THE INPUT
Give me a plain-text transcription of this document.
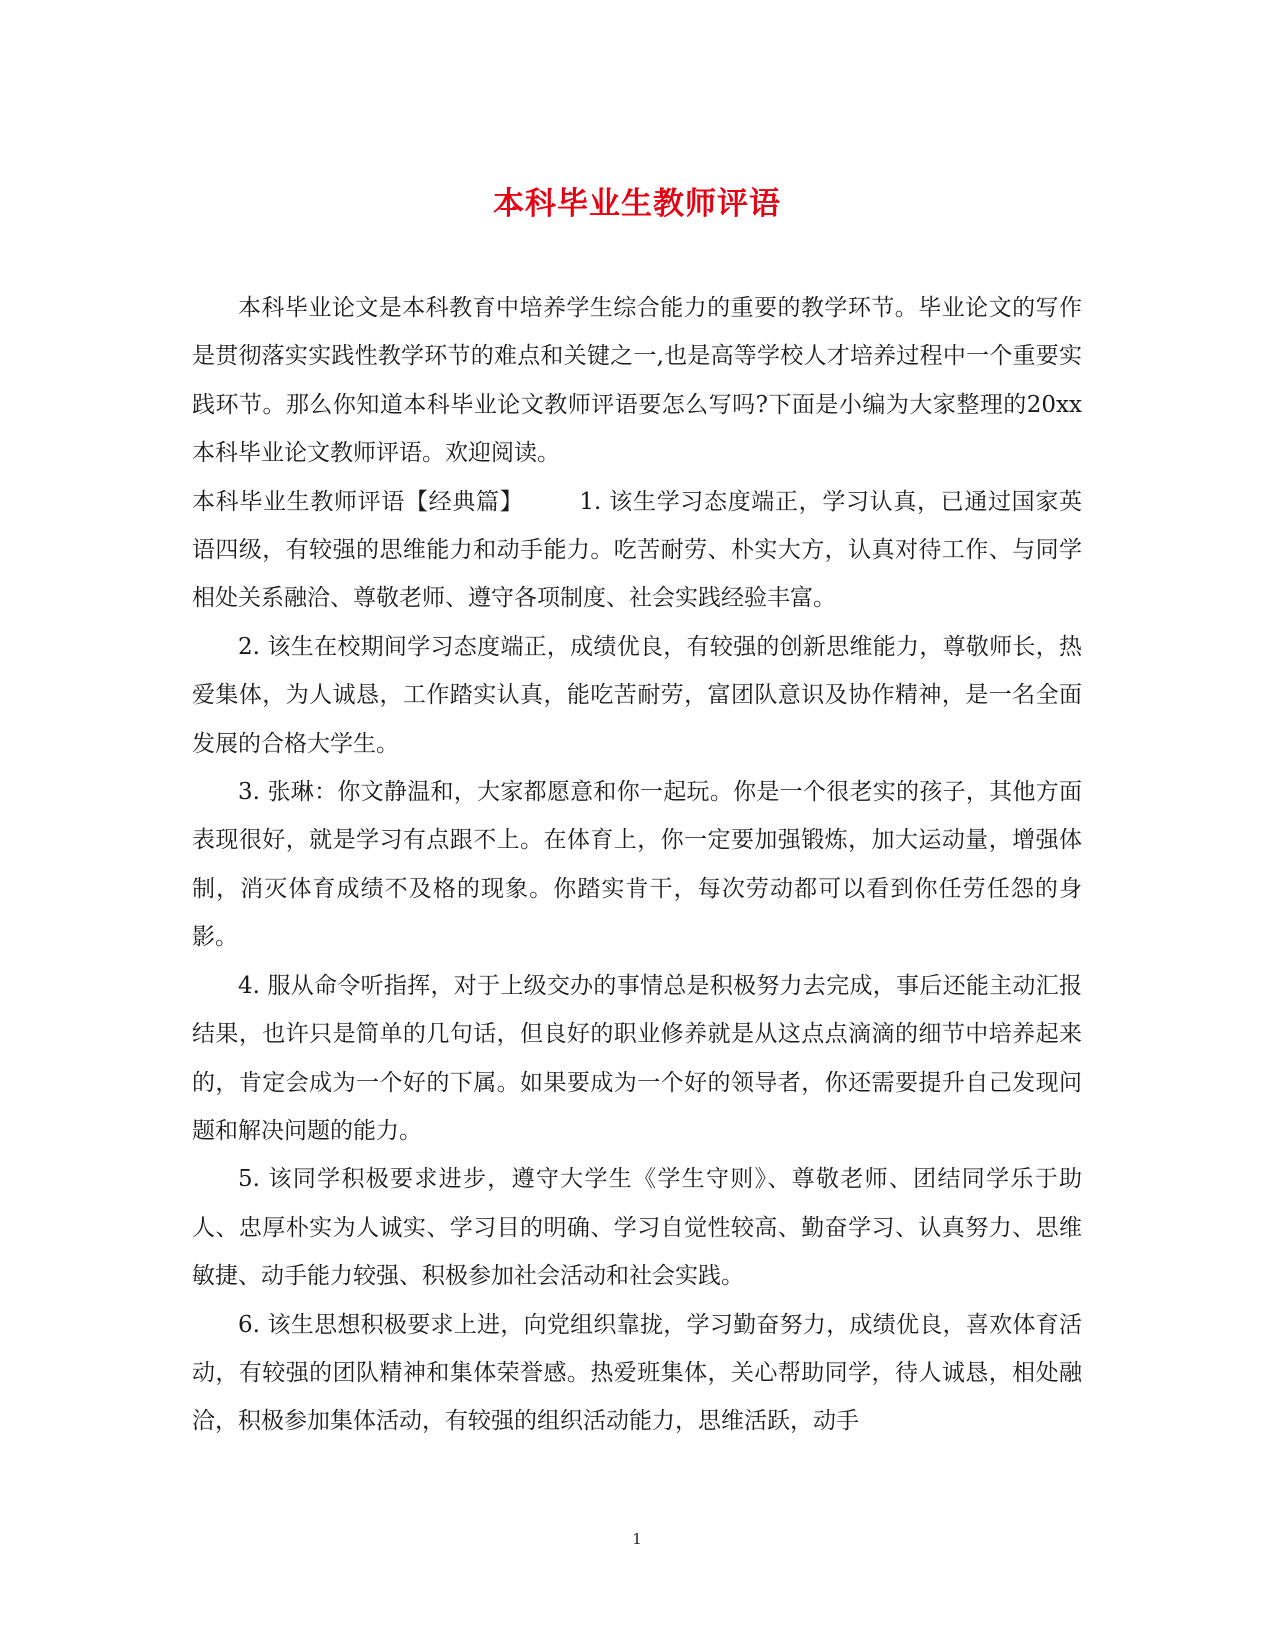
本科毕业生教师评语

本科毕业论文是本科教育中培养学生综合能力的重要的教学环节。毕业论文的写作是贯彻落实实践性教学环节的难点和关键之一,也是高等学校人才培养过程中一个重要实践环节。那么你知道本科毕业论文教师评语要怎么写吗?下面是小编为大家整理的20xx本科毕业论文教师评语。欢迎阅读。

本科毕业生教师评语【经典篇】 1. 该生学习态度端正，学习认真，已通过国家英语四级，有较强的思维能力和动手能力。吃苦耐劳、朴实大方，认真对待工作、与同学相处关系融洽、尊敬老师、遵守各项制度、社会实践经验丰富。

2. 该生在校期间学习态度端正，成绩优良，有较强的创新思维能力，尊敬师长，热爱集体，为人诚恳，工作踏实认真，能吃苦耐劳，富团队意识及协作精神，是一名全面发展的合格大学生。

3. 张琳：你文静温和，大家都愿意和你一起玩。你是一个很老实的孩子，其他方面表现很好，就是学习有点跟不上。在体育上，你一定要加强锻炼，加大运动量，增强体制，消灭体育成绩不及格的现象。你踏实肯干，每次劳动都可以看到你任劳任怨的身影。

4. 服从命令听指挥，对于上级交办的事情总是积极努力去完成，事后还能主动汇报结果，也许只是简单的几句话，但良好的职业修养就是从这点点滴滴的细节中培养起来的，肯定会成为一个好的下属。如果要成为一个好的领导者，你还需要提升自己发现问题和解决问题的能力。

5. 该同学积极要求进步，遵守大学生《学生守则》、尊敬老师、团结同学乐于助人、忠厚朴实为人诚实、学习目的明确、学习自觉性较高、勤奋学习、认真努力、思维敏捷、动手能力较强、积极参加社会活动和社会实践。

6. 该生思想积极要求上进，向党组织靠拢，学习勤奋努力，成绩优良，喜欢体育活动，有较强的团队精神和集体荣誉感。热爱班集体，关心帮助同学，待人诚恳，相处融洽，积极参加集体活动，有较强的组织活动能力，思维活跃，动手

1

YOUR INSTRUCTIONS
Without the pictures, output the full listing exactly as it stands.

OUTPUT FOR THIS TASK
Give me a plain-text transcription of this document.
本科毕业生教师评语

本科毕业论文是本科教育中培养学生综合能力的重要的教学环节。毕业论文的写作是贯彻落实实践性教学环节的难点和关键之一,也是高等学校人才培养过程中一个重要实践环节。那么你知道本科毕业论文教师评语要怎么写吗?下面是小编为大家整理的20xx本科毕业论文教师评语。欢迎阅读。

本科毕业生教师评语【经典篇】 1. 该生学习态度端正，学习认真，已通过国家英语四级，有较强的思维能力和动手能力。吃苦耐劳、朴实大方，认真对待工作、与同学相处关系融洽、尊敬老师、遵守各项制度、社会实践经验丰富。

2. 该生在校期间学习态度端正，成绩优良，有较强的创新思维能力，尊敬师长，热爱集体，为人诚恳，工作踏实认真，能吃苦耐劳，富团队意识及协作精神，是一名全面发展的合格大学生。

3. 张琳：你文静温和，大家都愿意和你一起玩。你是一个很老实的孩子，其他方面表现很好，就是学习有点跟不上。在体育上，你一定要加强锻炼，加大运动量，增强体制，消灭体育成绩不及格的现象。你踏实肯干，每次劳动都可以看到你任劳任怨的身影。

4. 服从命令听指挥，对于上级交办的事情总是积极努力去完成，事后还能主动汇报结果，也许只是简单的几句话，但良好的职业修养就是从这点点滴滴的细节中培养起来的，肯定会成为一个好的下属。如果要成为一个好的领导者，你还需要提升自己发现问题和解决问题的能力。

5. 该同学积极要求进步，遵守大学生《学生守则》、尊敬老师、团结同学乐于助人、忠厚朴实为人诚实、学习目的明确、学习自觉性较高、勤奋学习、认真努力、思维敏捷、动手能力较强、积极参加社会活动和社会实践。

6. 该生思想积极要求上进，向党组织靠拢，学习勤奋努力，成绩优良，喜欢体育活动，有较强的团队精神和集体荣誉感。热爱班集体，关心帮助同学，待人诚恳，相处融洽，积极参加集体活动，有较强的组织活动能力，思维活跃，动手

1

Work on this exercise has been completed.